EXERCISE BRIEF
Print every line of the listing exactly, please.

INPUT MATERIAL
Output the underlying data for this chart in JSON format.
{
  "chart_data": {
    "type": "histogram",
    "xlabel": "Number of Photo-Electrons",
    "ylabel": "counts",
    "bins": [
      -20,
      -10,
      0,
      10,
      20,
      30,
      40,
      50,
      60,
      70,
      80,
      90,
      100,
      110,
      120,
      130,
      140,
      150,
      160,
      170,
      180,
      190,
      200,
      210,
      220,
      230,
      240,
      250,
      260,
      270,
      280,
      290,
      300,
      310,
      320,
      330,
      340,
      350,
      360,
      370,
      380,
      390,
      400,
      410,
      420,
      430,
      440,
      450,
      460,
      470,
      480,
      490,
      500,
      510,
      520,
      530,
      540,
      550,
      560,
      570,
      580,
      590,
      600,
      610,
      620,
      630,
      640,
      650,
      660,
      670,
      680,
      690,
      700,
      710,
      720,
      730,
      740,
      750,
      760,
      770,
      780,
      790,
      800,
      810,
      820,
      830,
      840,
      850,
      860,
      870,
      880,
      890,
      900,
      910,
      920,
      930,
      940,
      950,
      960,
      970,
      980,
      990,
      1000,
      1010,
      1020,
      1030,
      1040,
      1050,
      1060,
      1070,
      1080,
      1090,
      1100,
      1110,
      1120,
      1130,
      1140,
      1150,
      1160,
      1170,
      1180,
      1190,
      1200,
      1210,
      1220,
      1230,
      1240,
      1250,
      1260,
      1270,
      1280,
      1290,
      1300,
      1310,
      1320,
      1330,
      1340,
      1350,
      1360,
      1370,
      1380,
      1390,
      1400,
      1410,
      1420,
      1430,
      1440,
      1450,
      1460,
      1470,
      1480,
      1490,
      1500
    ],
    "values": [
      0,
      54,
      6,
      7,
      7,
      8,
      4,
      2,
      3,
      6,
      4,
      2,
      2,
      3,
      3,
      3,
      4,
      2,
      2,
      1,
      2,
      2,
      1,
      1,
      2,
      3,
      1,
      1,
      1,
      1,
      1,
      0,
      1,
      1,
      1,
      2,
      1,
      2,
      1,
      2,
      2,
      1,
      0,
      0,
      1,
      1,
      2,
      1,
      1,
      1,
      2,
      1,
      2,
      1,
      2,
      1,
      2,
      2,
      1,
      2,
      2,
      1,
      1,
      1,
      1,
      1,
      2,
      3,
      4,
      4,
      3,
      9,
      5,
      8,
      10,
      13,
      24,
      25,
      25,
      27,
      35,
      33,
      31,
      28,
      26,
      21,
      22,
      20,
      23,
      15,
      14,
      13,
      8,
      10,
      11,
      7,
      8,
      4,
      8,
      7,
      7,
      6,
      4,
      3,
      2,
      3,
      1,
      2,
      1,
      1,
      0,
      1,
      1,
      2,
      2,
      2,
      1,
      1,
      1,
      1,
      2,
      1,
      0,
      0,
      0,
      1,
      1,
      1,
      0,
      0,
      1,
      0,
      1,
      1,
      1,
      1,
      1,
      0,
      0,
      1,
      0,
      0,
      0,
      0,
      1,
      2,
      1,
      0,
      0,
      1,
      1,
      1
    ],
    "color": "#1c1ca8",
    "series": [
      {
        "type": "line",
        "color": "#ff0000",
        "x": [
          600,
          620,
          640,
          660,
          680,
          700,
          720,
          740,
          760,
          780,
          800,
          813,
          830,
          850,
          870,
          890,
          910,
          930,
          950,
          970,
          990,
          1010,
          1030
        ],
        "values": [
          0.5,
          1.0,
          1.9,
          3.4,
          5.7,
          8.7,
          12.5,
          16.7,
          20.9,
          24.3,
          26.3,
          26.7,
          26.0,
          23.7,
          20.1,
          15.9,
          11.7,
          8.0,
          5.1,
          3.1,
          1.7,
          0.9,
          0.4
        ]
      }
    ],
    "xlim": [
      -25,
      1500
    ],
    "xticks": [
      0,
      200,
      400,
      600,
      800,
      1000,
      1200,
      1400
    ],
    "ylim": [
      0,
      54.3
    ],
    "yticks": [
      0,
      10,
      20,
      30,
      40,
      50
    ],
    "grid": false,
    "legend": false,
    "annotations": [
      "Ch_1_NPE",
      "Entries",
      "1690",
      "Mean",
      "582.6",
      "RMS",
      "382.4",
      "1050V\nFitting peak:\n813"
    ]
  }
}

ANSWER FOR THIS EXERCISE
Output the underlying data for this chart in JSON format.
{
  "chart_data": {
    "type": "histogram",
    "xlabel": "Number of Photo-Electrons",
    "ylabel": "counts",
    "bins": [
      -20,
      -10,
      0,
      10,
      20,
      30,
      40,
      50,
      60,
      70,
      80,
      90,
      100,
      110,
      120,
      130,
      140,
      150,
      160,
      170,
      180,
      190,
      200,
      210,
      220,
      230,
      240,
      250,
      260,
      270,
      280,
      290,
      300,
      310,
      320,
      330,
      340,
      350,
      360,
      370,
      380,
      390,
      400,
      410,
      420,
      430,
      440,
      450,
      460,
      470,
      480,
      490,
      500,
      510,
      520,
      530,
      540,
      550,
      560,
      570,
      580,
      590,
      600,
      610,
      620,
      630,
      640,
      650,
      660,
      670,
      680,
      690,
      700,
      710,
      720,
      730,
      740,
      750,
      760,
      770,
      780,
      790,
      800,
      810,
      820,
      830,
      840,
      850,
      860,
      870,
      880,
      890,
      900,
      910,
      920,
      930,
      940,
      950,
      960,
      970,
      980,
      990,
      1000,
      1010,
      1020,
      1030,
      1040,
      1050,
      1060,
      1070,
      1080,
      1090,
      1100,
      1110,
      1120,
      1130,
      1140,
      1150,
      1160,
      1170,
      1180,
      1190,
      1200,
      1210,
      1220,
      1230,
      1240,
      1250,
      1260,
      1270,
      1280,
      1290,
      1300,
      1310,
      1320,
      1330,
      1340,
      1350,
      1360,
      1370,
      1380,
      1390,
      1400,
      1410,
      1420,
      1430,
      1440,
      1450,
      1460,
      1470,
      1480,
      1490,
      1500
    ],
    "values": [
      0,
      54,
      6,
      7,
      7,
      8,
      4,
      2,
      3,
      6,
      4,
      2,
      2,
      3,
      3,
      3,
      4,
      2,
      2,
      1,
      2,
      2,
      1,
      1,
      2,
      3,
      1,
      1,
      1,
      1,
      1,
      0,
      1,
      1,
      1,
      2,
      1,
      2,
      1,
      2,
      2,
      1,
      0,
      0,
      1,
      1,
      2,
      1,
      1,
      1,
      2,
      1,
      2,
      1,
      2,
      1,
      2,
      2,
      1,
      2,
      2,
      1,
      1,
      1,
      1,
      1,
      2,
      3,
      4,
      4,
      3,
      9,
      5,
      8,
      10,
      13,
      24,
      25,
      25,
      27,
      35,
      33,
      31,
      28,
      26,
      21,
      22,
      20,
      23,
      15,
      14,
      13,
      8,
      10,
      11,
      7,
      8,
      4,
      8,
      7,
      7,
      6,
      4,
      3,
      2,
      3,
      1,
      2,
      1,
      1,
      0,
      1,
      1,
      2,
      2,
      2,
      1,
      1,
      1,
      1,
      2,
      1,
      0,
      0,
      0,
      1,
      1,
      1,
      0,
      0,
      1,
      0,
      1,
      1,
      1,
      1,
      1,
      0,
      0,
      1,
      0,
      0,
      0,
      0,
      1,
      2,
      1,
      0,
      0,
      1,
      1,
      1
    ],
    "color": "#1c1ca8",
    "series": [
      {
        "type": "line",
        "color": "#ff0000",
        "x": [
          600,
          620,
          640,
          660,
          680,
          700,
          720,
          740,
          760,
          780,
          800,
          813,
          830,
          850,
          870,
          890,
          910,
          930,
          950,
          970,
          990,
          1010,
          1030
        ],
        "values": [
          0.5,
          1.0,
          1.9,
          3.4,
          5.7,
          8.7,
          12.5,
          16.7,
          20.9,
          24.3,
          26.3,
          26.7,
          26.0,
          23.7,
          20.1,
          15.9,
          11.7,
          8.0,
          5.1,
          3.1,
          1.7,
          0.9,
          0.4
        ]
      }
    ],
    "xlim": [
      -25,
      1500
    ],
    "xticks": [
      0,
      200,
      400,
      600,
      800,
      1000,
      1200,
      1400
    ],
    "ylim": [
      0,
      54.3
    ],
    "yticks": [
      0,
      10,
      20,
      30,
      40,
      50
    ],
    "grid": false,
    "legend": false,
    "annotations": [
      "Ch_1_NPE",
      "Entries",
      "1690",
      "Mean",
      "582.6",
      "RMS",
      "382.4",
      "1050V\nFitting peak:\n813"
    ]
  }
}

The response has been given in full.